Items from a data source
· · ·

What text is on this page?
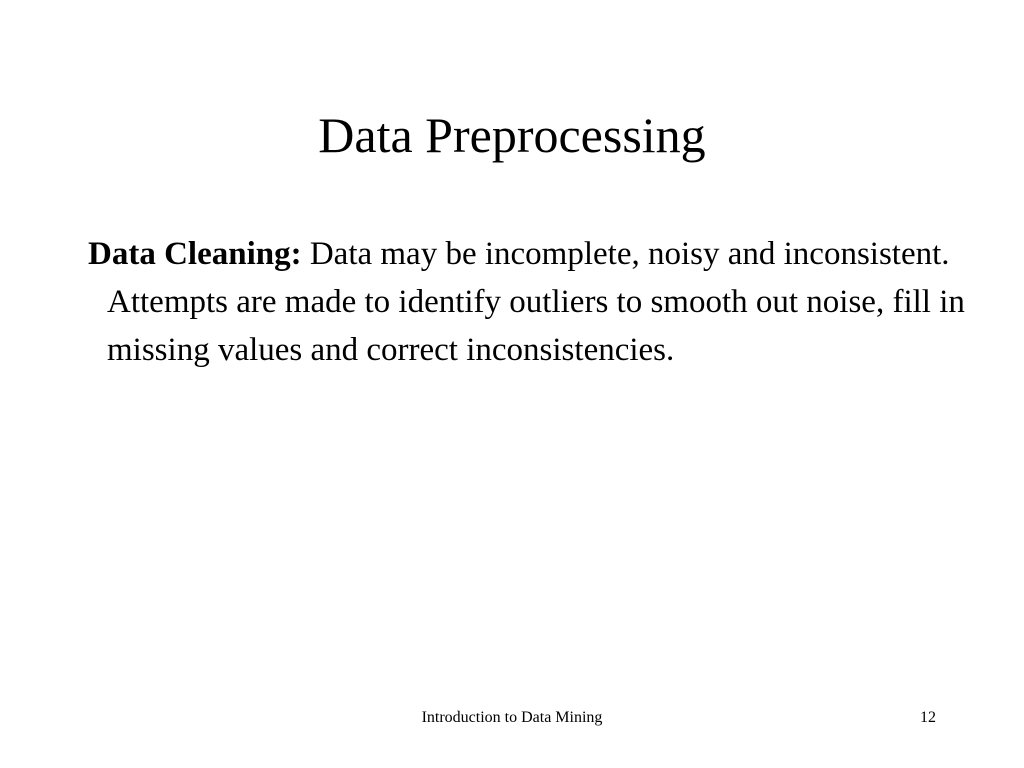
Data Preprocessing

Data Cleaning: Data may be incomplete, noisy and inconsistent. Attempts are made to identify outliers to smooth out noise, fill in missing values and correct inconsistencies.

Introduction to Data Mining	12
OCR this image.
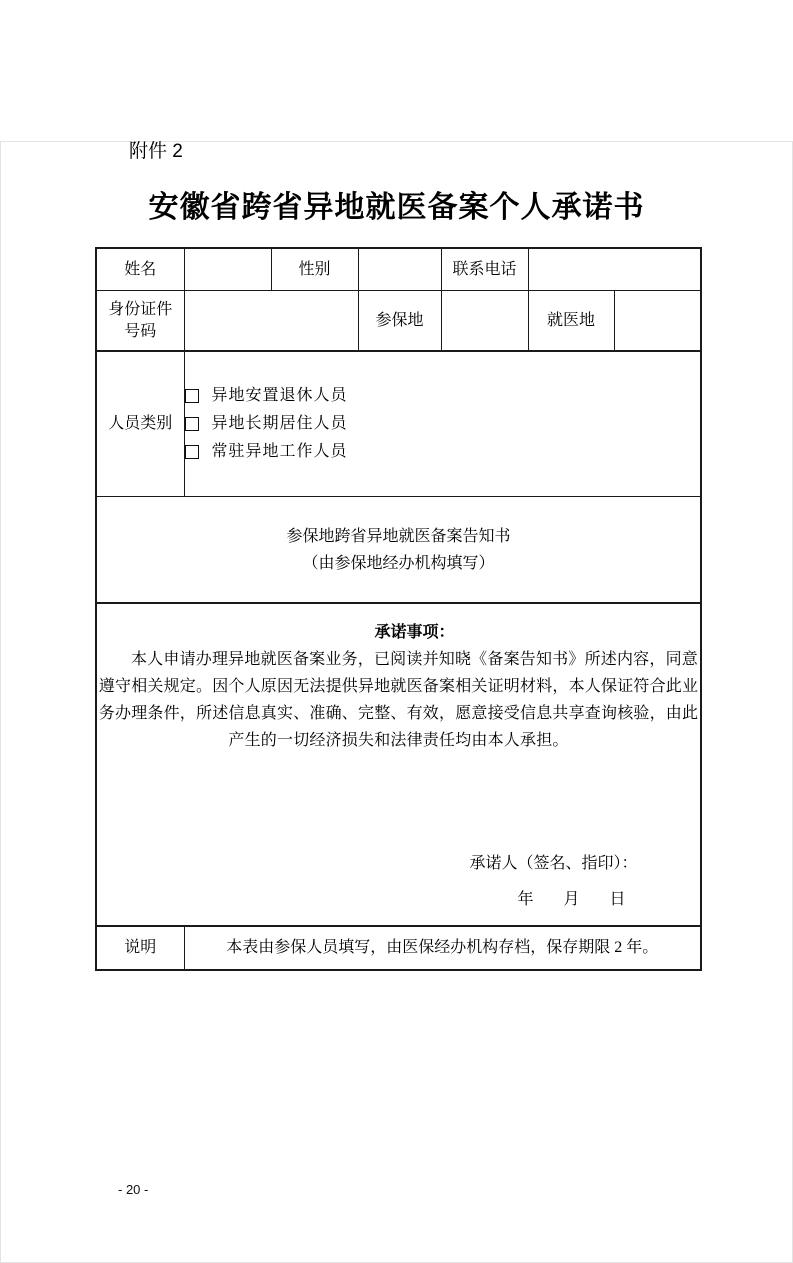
附件 2
安徽省跨省异地就医备案个人承诺书
姓名		性别		联系电话		

身份证件号码			参保地		就医地	
人员类别	异地安置退休人员
异地长期居住人员
常驻异地工作人员					

参保地跨省异地就医备案告知书
（由参保地经办机构填写）						

承诺事项：
本人申请办理异地就医备案业务，已阅读并知晓《备案告知书》所述内容，同意
遵守相关规定。因个人原因无法提供异地就医备案相关证明材料，本人保证符合此业
务办理条件，所述信息真实、准确、完整、有效，愿意接受信息共享查询核验，由此
产生的一切经济损失和法律责任均由本人承担。
承诺人（签名、指印）：
年 月 日

说明	本表由参保人员填写，由医保经办机构存档，保存期限 2 年。					
- 20 -
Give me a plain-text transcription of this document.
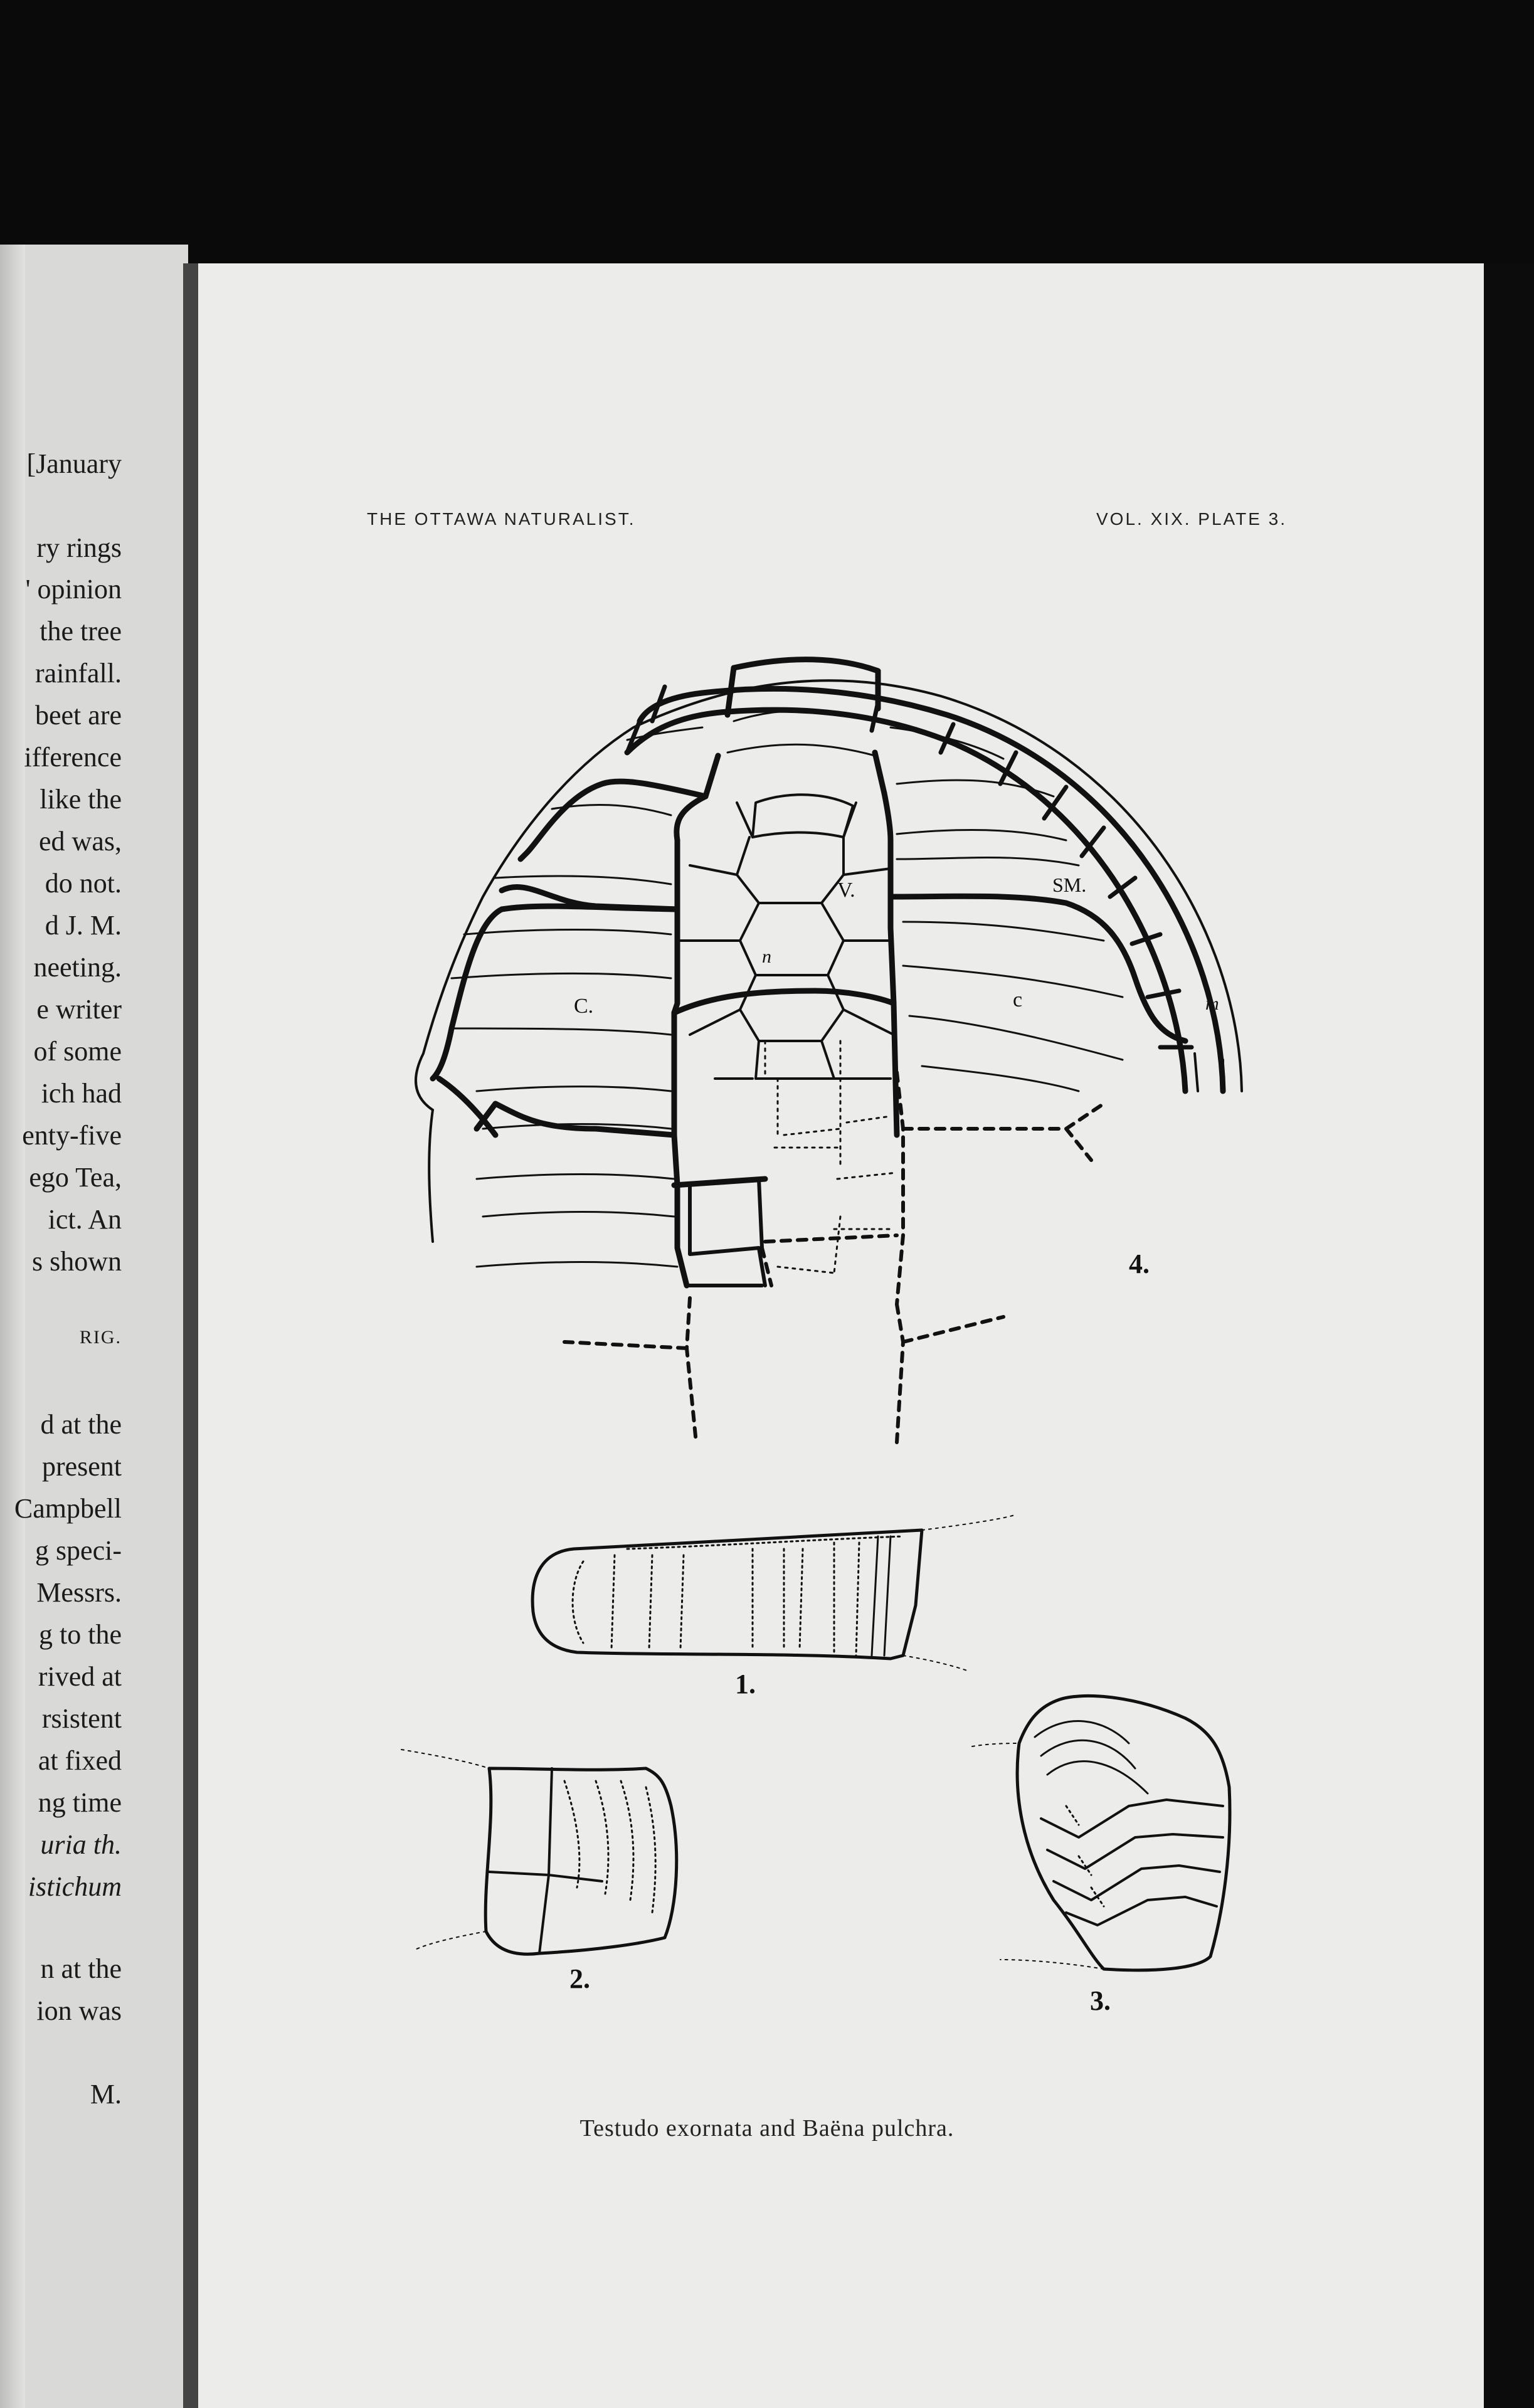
[January
ry rings
' opinion
the tree
rainfall.
beet are
ifference
like the
ed was,
do not.
d J. M.
neeting.
e writer
of some
ich had
enty-five
ego Tea,
ict. An
s shown
RIG.
d at the
present
Campbell
g speci-
Messrs.
g to the
rived at
rsistent
at fixed
ng time
uria th.
istichum
n at the
ion was
M.
THE OTTAWA NATURALIST.	VOL. XIX. PLATE 3.
V.
n
C.	c
SM.
m
4.
1.
2.
3.
Testudo exornata and Baëna pulchra.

· · ·

● **WHAT YOU ARE ASKED TO DO**: Return each line among the entries that holds the word "text".

● **WRITTEN RESPONSE**:
What text is on this page?
Give me a plain-text transcription of this document.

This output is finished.